#### Exercise brief
Print the complete set of entries exactly.

#### Extracted entries
******************************

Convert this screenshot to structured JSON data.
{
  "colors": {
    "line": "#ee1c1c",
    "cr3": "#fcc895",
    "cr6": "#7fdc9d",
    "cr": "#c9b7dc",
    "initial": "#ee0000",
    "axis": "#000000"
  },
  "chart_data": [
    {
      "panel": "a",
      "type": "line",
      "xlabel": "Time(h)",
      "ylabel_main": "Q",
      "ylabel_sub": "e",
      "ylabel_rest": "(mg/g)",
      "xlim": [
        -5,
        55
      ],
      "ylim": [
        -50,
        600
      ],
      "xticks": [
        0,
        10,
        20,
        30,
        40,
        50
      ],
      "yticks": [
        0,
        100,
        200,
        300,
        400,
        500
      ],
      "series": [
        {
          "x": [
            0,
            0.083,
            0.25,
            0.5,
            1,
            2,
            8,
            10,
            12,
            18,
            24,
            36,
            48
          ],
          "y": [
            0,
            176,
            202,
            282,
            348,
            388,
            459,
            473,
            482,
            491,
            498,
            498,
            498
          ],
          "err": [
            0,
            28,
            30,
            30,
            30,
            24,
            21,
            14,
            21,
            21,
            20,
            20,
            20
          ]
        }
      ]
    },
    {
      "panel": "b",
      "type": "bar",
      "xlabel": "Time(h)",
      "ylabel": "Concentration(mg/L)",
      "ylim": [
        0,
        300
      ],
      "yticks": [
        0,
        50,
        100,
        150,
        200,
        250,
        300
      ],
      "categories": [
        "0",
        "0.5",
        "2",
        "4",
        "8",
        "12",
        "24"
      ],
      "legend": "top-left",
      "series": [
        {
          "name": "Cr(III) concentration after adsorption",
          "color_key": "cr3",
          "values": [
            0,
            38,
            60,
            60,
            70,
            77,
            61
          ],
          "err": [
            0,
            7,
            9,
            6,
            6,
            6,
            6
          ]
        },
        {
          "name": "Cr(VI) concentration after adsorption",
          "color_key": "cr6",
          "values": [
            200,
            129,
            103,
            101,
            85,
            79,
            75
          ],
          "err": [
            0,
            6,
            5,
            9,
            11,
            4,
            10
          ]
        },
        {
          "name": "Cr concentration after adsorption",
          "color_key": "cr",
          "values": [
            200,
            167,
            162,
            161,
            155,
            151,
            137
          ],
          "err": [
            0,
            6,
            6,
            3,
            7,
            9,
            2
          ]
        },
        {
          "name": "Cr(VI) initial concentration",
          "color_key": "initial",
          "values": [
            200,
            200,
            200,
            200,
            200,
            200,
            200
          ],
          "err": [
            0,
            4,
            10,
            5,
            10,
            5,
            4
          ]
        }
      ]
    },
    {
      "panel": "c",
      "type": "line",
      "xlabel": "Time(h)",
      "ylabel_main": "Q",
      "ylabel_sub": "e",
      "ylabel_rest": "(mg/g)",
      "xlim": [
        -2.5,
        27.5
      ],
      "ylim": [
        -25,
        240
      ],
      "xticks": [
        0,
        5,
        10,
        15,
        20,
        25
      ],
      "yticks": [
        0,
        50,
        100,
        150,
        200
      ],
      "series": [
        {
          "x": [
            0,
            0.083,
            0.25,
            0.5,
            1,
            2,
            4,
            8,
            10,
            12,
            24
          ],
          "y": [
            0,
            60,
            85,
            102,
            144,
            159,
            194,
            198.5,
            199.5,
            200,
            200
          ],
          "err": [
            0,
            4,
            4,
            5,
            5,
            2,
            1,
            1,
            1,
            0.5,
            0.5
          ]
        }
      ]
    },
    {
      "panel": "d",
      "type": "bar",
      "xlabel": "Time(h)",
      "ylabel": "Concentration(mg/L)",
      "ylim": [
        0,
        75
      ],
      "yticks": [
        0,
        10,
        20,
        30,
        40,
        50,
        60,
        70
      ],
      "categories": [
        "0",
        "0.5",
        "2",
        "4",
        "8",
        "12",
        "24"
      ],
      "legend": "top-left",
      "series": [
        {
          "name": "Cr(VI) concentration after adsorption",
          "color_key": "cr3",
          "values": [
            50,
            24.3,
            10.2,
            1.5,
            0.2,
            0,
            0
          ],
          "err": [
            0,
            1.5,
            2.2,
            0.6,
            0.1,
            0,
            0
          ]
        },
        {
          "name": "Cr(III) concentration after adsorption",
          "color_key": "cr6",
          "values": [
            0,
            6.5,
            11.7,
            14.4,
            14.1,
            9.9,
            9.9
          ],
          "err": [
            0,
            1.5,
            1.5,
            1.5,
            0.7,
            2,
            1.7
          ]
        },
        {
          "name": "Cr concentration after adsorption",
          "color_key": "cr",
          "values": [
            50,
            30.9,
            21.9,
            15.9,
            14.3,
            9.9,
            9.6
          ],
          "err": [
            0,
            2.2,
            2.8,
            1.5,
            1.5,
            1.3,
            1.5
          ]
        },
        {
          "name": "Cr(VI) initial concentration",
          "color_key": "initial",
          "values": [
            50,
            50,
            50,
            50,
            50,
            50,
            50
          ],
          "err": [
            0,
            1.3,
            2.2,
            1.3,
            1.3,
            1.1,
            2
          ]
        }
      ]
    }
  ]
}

******************************

#### Problem solution
Convert this screenshot to structured JSON data.
{
  "colors": {
    "line": "#ee1c1c",
    "cr3": "#fcc895",
    "cr6": "#7fdc9d",
    "cr": "#c9b7dc",
    "initial": "#ee0000",
    "axis": "#000000"
  },
  "chart_data": [
    {
      "panel": "a",
      "type": "line",
      "xlabel": "Time(h)",
      "ylabel_main": "Q",
      "ylabel_sub": "e",
      "ylabel_rest": "(mg/g)",
      "xlim": [
        -5,
        55
      ],
      "ylim": [
        -50,
        600
      ],
      "xticks": [
        0,
        10,
        20,
        30,
        40,
        50
      ],
      "yticks": [
        0,
        100,
        200,
        300,
        400,
        500
      ],
      "series": [
        {
          "x": [
            0,
            0.083,
            0.25,
            0.5,
            1,
            2,
            8,
            10,
            12,
            18,
            24,
            36,
            48
          ],
          "y": [
            0,
            176,
            202,
            282,
            348,
            388,
            459,
            473,
            482,
            491,
            498,
            498,
            498
          ],
          "err": [
            0,
            28,
            30,
            30,
            30,
            24,
            21,
            14,
            21,
            21,
            20,
            20,
            20
          ]
        }
      ]
    },
    {
      "panel": "b",
      "type": "bar",
      "xlabel": "Time(h)",
      "ylabel": "Concentration(mg/L)",
      "ylim": [
        0,
        300
      ],
      "yticks": [
        0,
        50,
        100,
        150,
        200,
        250,
        300
      ],
      "categories": [
        "0",
        "0.5",
        "2",
        "4",
        "8",
        "12",
        "24"
      ],
      "legend": "top-left",
      "series": [
        {
          "name": "Cr(III) concentration after adsorption",
          "color_key": "cr3",
          "values": [
            0,
            38,
            60,
            60,
            70,
            77,
            61
          ],
          "err": [
            0,
            7,
            9,
            6,
            6,
            6,
            6
          ]
        },
        {
          "name": "Cr(VI) concentration after adsorption",
          "color_key": "cr6",
          "values": [
            200,
            129,
            103,
            101,
            85,
            79,
            75
          ],
          "err": [
            0,
            6,
            5,
            9,
            11,
            4,
            10
          ]
        },
        {
          "name": "Cr concentration after adsorption",
          "color_key": "cr",
          "values": [
            200,
            167,
            162,
            161,
            155,
            151,
            137
          ],
          "err": [
            0,
            6,
            6,
            3,
            7,
            9,
            2
          ]
        },
        {
          "name": "Cr(VI) initial concentration",
          "color_key": "initial",
          "values": [
            200,
            200,
            200,
            200,
            200,
            200,
            200
          ],
          "err": [
            0,
            4,
            10,
            5,
            10,
            5,
            4
          ]
        }
      ]
    },
    {
      "panel": "c",
      "type": "line",
      "xlabel": "Time(h)",
      "ylabel_main": "Q",
      "ylabel_sub": "e",
      "ylabel_rest": "(mg/g)",
      "xlim": [
        -2.5,
        27.5
      ],
      "ylim": [
        -25,
        240
      ],
      "xticks": [
        0,
        5,
        10,
        15,
        20,
        25
      ],
      "yticks": [
        0,
        50,
        100,
        150,
        200
      ],
      "series": [
        {
          "x": [
            0,
            0.083,
            0.25,
            0.5,
            1,
            2,
            4,
            8,
            10,
            12,
            24
          ],
          "y": [
            0,
            60,
            85,
            102,
            144,
            159,
            194,
            198.5,
            199.5,
            200,
            200
          ],
          "err": [
            0,
            4,
            4,
            5,
            5,
            2,
            1,
            1,
            1,
            0.5,
            0.5
          ]
        }
      ]
    },
    {
      "panel": "d",
      "type": "bar",
      "xlabel": "Time(h)",
      "ylabel": "Concentration(mg/L)",
      "ylim": [
        0,
        75
      ],
      "yticks": [
        0,
        10,
        20,
        30,
        40,
        50,
        60,
        70
      ],
      "categories": [
        "0",
        "0.5",
        "2",
        "4",
        "8",
        "12",
        "24"
      ],
      "legend": "top-left",
      "series": [
        {
          "name": "Cr(VI) concentration after adsorption",
          "color_key": "cr3",
          "values": [
            50,
            24.3,
            10.2,
            1.5,
            0.2,
            0,
            0
          ],
          "err": [
            0,
            1.5,
            2.2,
            0.6,
            0.1,
            0,
            0
          ]
        },
        {
          "name": "Cr(III) concentration after adsorption",
          "color_key": "cr6",
          "values": [
            0,
            6.5,
            11.7,
            14.4,
            14.1,
            9.9,
            9.9
          ],
          "err": [
            0,
            1.5,
            1.5,
            1.5,
            0.7,
            2,
            1.7
          ]
        },
        {
          "name": "Cr concentration after adsorption",
          "color_key": "cr",
          "values": [
            50,
            30.9,
            21.9,
            15.9,
            14.3,
            9.9,
            9.6
          ],
          "err": [
            0,
            2.2,
            2.8,
            1.5,
            1.5,
            1.3,
            1.5
          ]
        },
        {
          "name": "Cr(VI) initial concentration",
          "color_key": "initial",
          "values": [
            50,
            50,
            50,
            50,
            50,
            50,
            50
          ],
          "err": [
            0,
            1.3,
            2.2,
            1.3,
            1.3,
            1.1,
            2
          ]
        }
      ]
    }
  ]
}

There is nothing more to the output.